EXTRACTED RECORDS |
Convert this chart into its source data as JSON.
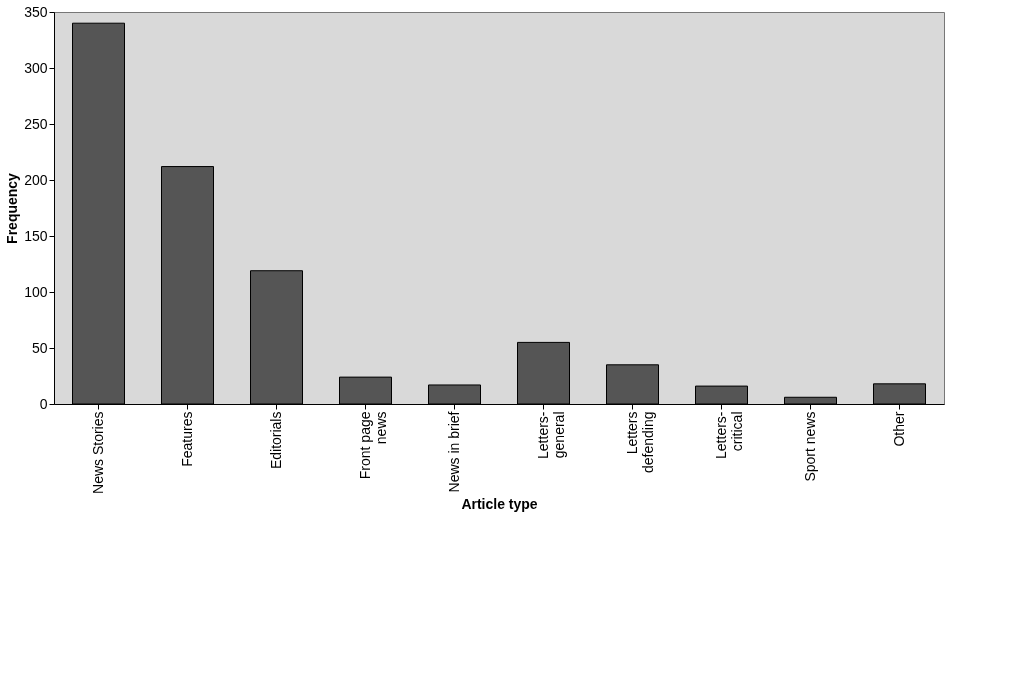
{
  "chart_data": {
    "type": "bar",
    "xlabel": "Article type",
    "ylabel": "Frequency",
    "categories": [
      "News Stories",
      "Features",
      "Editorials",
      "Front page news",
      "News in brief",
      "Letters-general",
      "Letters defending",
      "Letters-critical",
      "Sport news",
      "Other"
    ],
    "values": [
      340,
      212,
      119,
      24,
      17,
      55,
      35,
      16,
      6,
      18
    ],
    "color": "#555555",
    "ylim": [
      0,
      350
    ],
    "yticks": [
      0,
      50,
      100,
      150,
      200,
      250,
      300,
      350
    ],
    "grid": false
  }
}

GIVEN EXERCISE |
Exact duplication of all the records is required; pictures are omitted from the copy.

RESPONSE |
Convert this chart into its source data as JSON.
{
  "chart_data": {
    "type": "bar",
    "xlabel": "Article type",
    "ylabel": "Frequency",
    "categories": [
      "News Stories",
      "Features",
      "Editorials",
      "Front page news",
      "News in brief",
      "Letters-general",
      "Letters defending",
      "Letters-critical",
      "Sport news",
      "Other"
    ],
    "values": [
      340,
      212,
      119,
      24,
      17,
      55,
      35,
      16,
      6,
      18
    ],
    "color": "#555555",
    "ylim": [
      0,
      350
    ],
    "yticks": [
      0,
      50,
      100,
      150,
      200,
      250,
      300,
      350
    ],
    "grid": false
  }
}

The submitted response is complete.